## Stated task
Output all of the data below exactly as given.
▶
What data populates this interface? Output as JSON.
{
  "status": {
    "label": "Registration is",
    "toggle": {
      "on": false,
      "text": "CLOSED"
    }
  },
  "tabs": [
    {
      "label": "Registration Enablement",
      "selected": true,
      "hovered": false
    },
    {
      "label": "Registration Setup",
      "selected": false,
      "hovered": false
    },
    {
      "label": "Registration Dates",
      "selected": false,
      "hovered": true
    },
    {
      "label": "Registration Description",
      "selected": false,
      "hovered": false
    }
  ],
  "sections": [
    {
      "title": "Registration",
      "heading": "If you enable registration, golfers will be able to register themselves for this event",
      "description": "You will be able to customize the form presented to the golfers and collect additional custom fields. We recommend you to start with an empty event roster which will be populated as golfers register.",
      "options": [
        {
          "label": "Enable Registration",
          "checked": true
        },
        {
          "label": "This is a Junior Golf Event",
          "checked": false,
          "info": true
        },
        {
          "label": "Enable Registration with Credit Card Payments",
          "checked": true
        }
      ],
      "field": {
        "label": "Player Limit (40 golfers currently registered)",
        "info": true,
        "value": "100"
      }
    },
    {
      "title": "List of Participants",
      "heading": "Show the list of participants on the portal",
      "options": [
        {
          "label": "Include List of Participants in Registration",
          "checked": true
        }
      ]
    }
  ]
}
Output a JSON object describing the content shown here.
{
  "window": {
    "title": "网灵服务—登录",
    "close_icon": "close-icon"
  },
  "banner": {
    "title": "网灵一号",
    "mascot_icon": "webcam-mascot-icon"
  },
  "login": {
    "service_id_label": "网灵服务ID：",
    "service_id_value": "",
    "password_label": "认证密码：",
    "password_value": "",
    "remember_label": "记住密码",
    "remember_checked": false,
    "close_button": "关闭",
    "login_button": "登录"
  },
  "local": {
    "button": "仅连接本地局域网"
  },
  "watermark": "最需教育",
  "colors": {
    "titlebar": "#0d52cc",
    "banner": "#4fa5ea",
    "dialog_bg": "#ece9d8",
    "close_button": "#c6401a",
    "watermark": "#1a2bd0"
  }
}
◀
## Solution
What data populates this interface? Output as JSON.
{
  "status": {
    "label": "Registration is",
    "toggle": {
      "on": false,
      "text": "CLOSED"
    }
  },
  "tabs": [
    {
      "label": "Registration Enablement",
      "selected": true,
      "hovered": false
    },
    {
      "label": "Registration Setup",
      "selected": false,
      "hovered": false
    },
    {
      "label": "Registration Dates",
      "selected": false,
      "hovered": true
    },
    {
      "label": "Registration Description",
      "selected": false,
      "hovered": false
    }
  ],
  "sections": [
    {
      "title": "Registration",
      "heading": "If you enable registration, golfers will be able to register themselves for this event",
      "description": "You will be able to customize the form presented to the golfers and collect additional custom fields. We recommend you to start with an empty event roster which will be populated as golfers register.",
      "options": [
        {
          "label": "Enable Registration",
          "checked": true
        },
        {
          "label": "This is a Junior Golf Event",
          "checked": false,
          "info": true
        },
        {
          "label": "Enable Registration with Credit Card Payments",
          "checked": true
        }
      ],
      "field": {
        "label": "Player Limit (40 golfers currently registered)",
        "info": true,
        "value": "100"
      }
    },
    {
      "title": "List of Participants",
      "heading": "Show the list of participants on the portal",
      "options": [
        {
          "label": "Include List of Participants in Registration",
          "checked": true
        }
      ]
    }
  ]
}
Output a JSON object describing the content shown here.
{
  "window": {
    "title": "网灵服务—登录",
    "close_icon": "close-icon"
  },
  "banner": {
    "title": "网灵一号",
    "mascot_icon": "webcam-mascot-icon"
  },
  "login": {
    "service_id_label": "网灵服务ID：",
    "service_id_value": "",
    "password_label": "认证密码：",
    "password_value": "",
    "remember_label": "记住密码",
    "remember_checked": false,
    "close_button": "关闭",
    "login_button": "登录"
  },
  "local": {
    "button": "仅连接本地局域网"
  },
  "watermark": "最需教育",
  "colors": {
    "titlebar": "#0d52cc",
    "banner": "#4fa5ea",
    "dialog_bg": "#ece9d8",
    "close_button": "#c6401a",
    "watermark": "#1a2bd0"
  }
}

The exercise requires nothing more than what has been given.